[Collected data]
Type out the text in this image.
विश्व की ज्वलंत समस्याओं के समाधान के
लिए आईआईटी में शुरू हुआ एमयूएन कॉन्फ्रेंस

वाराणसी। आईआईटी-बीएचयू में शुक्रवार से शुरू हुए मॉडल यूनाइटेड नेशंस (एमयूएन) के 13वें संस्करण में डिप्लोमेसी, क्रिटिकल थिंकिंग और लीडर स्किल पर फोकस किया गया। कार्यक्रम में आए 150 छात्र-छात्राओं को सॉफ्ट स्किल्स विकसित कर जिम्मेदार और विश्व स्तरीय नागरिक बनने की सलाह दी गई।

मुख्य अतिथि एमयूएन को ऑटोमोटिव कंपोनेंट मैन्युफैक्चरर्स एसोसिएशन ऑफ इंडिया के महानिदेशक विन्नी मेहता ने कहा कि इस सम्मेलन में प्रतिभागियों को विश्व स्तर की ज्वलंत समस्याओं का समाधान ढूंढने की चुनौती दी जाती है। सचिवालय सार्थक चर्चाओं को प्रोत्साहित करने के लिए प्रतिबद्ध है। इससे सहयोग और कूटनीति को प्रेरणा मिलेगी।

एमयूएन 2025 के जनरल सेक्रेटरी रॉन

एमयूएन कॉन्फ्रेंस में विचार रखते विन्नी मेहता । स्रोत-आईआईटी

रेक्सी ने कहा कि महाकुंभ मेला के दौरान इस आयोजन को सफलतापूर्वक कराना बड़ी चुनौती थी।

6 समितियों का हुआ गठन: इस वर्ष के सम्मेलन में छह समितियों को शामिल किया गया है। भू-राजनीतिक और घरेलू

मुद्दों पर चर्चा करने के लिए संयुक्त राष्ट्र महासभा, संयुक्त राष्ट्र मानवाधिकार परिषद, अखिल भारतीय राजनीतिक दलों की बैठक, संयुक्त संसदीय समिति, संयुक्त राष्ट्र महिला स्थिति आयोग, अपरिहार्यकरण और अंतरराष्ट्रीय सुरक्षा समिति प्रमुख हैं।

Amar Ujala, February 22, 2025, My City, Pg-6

WHAT THE TASK REQUIRES: Identify every line holding the word "आईआईट" and copy it out.

SOLUTION BELOW:
लिए आईआईटी में शुरू हुआ एमयूएन कॉन्फ्रेंस
वाराणसी। आईआईटी-बीएचयू में शुक्रवार से शुरू हुए मॉडल यूनाइटेड नेशंस (एमयूएन) के 13वें संस्करण में डिप्लोमेसी, क्रिटिकल थिंकिंग और लीडर स्किल पर फोकस किया गया। कार्यक्रम में आए 150 छात्र-छात्राओं को सॉफ्ट स्किल्स विकसित कर जिम्मेदार और विश्व स्तरीय नागरिक बनने की सलाह दी गई।
एमयूएन कॉन्फ्रेंस में विचार रखते विन्नी मेहता । स्रोत-आईआईटी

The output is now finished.